(Data records)

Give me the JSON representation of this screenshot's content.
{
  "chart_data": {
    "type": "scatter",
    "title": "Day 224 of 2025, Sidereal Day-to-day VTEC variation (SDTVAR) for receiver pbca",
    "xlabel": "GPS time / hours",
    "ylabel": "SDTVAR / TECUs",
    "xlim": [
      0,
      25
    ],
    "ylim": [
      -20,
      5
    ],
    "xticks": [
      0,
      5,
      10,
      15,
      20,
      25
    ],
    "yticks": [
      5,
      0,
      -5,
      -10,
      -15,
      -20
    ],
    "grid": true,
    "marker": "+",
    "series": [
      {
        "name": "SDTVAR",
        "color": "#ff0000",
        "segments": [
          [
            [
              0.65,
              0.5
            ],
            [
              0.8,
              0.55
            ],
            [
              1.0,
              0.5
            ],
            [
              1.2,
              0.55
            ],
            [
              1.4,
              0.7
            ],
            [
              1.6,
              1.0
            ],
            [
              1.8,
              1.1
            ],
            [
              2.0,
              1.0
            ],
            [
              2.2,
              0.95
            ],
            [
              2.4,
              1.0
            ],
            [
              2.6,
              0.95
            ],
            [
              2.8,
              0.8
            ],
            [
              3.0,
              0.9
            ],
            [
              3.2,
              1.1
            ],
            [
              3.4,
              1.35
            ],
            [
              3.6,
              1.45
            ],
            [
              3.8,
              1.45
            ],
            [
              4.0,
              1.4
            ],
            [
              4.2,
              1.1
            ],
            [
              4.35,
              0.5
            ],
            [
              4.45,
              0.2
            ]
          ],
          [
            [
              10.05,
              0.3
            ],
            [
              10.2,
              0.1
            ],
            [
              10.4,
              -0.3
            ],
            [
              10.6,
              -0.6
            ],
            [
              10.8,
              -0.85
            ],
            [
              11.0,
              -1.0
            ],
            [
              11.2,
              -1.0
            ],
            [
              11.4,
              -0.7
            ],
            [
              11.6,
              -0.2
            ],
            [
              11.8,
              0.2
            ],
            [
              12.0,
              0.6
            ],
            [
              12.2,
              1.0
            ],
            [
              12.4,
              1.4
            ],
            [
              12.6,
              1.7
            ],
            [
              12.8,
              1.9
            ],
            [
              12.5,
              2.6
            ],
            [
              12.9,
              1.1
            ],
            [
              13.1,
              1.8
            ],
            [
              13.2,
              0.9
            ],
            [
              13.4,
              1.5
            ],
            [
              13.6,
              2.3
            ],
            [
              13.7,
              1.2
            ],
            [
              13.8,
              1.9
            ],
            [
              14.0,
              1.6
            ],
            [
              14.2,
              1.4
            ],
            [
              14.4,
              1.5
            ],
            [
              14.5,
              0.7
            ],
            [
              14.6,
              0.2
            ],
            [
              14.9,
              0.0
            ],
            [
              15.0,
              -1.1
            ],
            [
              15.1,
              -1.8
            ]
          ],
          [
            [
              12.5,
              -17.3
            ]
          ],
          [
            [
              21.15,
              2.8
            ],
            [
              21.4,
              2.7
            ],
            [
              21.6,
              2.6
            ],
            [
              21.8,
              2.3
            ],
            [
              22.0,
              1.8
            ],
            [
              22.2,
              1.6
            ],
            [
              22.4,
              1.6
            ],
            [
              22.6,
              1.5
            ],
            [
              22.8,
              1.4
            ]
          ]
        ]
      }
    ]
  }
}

### EXERCISE BRIEF
From the listing above, collect each line in which the string "SDTVAR" appears.

### ANSWER TO THE TASK
    "title": "Day 224 of 2025, Sidereal Day-to-day VTEC variation (SDTVAR) for receiver pbca",
    "ylabel": "SDTVAR / TECUs",
        "name": "SDTVAR",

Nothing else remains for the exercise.